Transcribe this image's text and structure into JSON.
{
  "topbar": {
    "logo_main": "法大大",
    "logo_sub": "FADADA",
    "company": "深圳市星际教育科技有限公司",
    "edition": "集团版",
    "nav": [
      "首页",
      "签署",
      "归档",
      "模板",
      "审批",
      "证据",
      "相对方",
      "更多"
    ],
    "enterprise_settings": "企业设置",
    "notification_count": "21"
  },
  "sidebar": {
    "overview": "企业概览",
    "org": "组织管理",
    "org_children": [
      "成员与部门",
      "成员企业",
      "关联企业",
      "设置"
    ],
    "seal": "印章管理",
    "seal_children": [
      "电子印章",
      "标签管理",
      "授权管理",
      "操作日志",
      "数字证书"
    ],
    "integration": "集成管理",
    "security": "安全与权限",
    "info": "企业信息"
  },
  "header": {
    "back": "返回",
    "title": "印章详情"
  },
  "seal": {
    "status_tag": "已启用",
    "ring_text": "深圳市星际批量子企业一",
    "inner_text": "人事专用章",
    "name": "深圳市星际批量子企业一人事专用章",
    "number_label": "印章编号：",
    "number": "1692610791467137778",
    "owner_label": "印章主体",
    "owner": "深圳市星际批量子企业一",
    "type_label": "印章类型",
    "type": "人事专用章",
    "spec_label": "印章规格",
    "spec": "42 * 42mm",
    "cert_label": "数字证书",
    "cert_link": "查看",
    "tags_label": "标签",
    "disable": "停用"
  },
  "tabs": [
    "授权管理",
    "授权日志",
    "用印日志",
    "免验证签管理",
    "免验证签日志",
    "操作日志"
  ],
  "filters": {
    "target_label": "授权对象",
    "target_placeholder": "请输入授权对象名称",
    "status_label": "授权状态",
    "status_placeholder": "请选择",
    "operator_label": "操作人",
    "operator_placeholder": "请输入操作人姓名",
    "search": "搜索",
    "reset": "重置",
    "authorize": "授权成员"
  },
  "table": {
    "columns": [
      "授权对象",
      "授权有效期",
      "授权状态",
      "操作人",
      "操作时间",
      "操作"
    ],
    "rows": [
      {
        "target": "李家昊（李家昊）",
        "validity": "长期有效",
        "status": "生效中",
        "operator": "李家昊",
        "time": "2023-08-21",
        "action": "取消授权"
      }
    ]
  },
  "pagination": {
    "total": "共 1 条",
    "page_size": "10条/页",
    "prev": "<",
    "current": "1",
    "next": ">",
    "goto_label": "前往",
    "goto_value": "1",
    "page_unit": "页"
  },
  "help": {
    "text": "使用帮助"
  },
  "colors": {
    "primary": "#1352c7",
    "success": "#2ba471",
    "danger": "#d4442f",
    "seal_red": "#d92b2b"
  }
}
● ● ●
### Given exercise
Repeat the entries exactly, all of them.

### Written answer
Transcribe this image's text and structure into JSON.
{
  "topbar": {
    "logo_main": "法大大",
    "logo_sub": "FADADA",
    "company": "深圳市星际教育科技有限公司",
    "edition": "集团版",
    "nav": [
      "首页",
      "签署",
      "归档",
      "模板",
      "审批",
      "证据",
      "相对方",
      "更多"
    ],
    "enterprise_settings": "企业设置",
    "notification_count": "21"
  },
  "sidebar": {
    "overview": "企业概览",
    "org": "组织管理",
    "org_children": [
      "成员与部门",
      "成员企业",
      "关联企业",
      "设置"
    ],
    "seal": "印章管理",
    "seal_children": [
      "电子印章",
      "标签管理",
      "授权管理",
      "操作日志",
      "数字证书"
    ],
    "integration": "集成管理",
    "security": "安全与权限",
    "info": "企业信息"
  },
  "header": {
    "back": "返回",
    "title": "印章详情"
  },
  "seal": {
    "status_tag": "已启用",
    "ring_text": "深圳市星际批量子企业一",
    "inner_text": "人事专用章",
    "name": "深圳市星际批量子企业一人事专用章",
    "number_label": "印章编号：",
    "number": "1692610791467137778",
    "owner_label": "印章主体",
    "owner": "深圳市星际批量子企业一",
    "type_label": "印章类型",
    "type": "人事专用章",
    "spec_label": "印章规格",
    "spec": "42 * 42mm",
    "cert_label": "数字证书",
    "cert_link": "查看",
    "tags_label": "标签",
    "disable": "停用"
  },
  "tabs": [
    "授权管理",
    "授权日志",
    "用印日志",
    "免验证签管理",
    "免验证签日志",
    "操作日志"
  ],
  "filters": {
    "target_label": "授权对象",
    "target_placeholder": "请输入授权对象名称",
    "status_label": "授权状态",
    "status_placeholder": "请选择",
    "operator_label": "操作人",
    "operator_placeholder": "请输入操作人姓名",
    "search": "搜索",
    "reset": "重置",
    "authorize": "授权成员"
  },
  "table": {
    "columns": [
      "授权对象",
      "授权有效期",
      "授权状态",
      "操作人",
      "操作时间",
      "操作"
    ],
    "rows": [
      {
        "target": "李家昊（李家昊）",
        "validity": "长期有效",
        "status": "生效中",
        "operator": "李家昊",
        "time": "2023-08-21",
        "action": "取消授权"
      }
    ]
  },
  "pagination": {
    "total": "共 1 条",
    "page_size": "10条/页",
    "prev": "<",
    "current": "1",
    "next": ">",
    "goto_label": "前往",
    "goto_value": "1",
    "page_unit": "页"
  },
  "help": {
    "text": "使用帮助"
  },
  "colors": {
    "primary": "#1352c7",
    "success": "#2ba471",
    "danger": "#d4442f",
    "seal_red": "#d92b2b"
  }
}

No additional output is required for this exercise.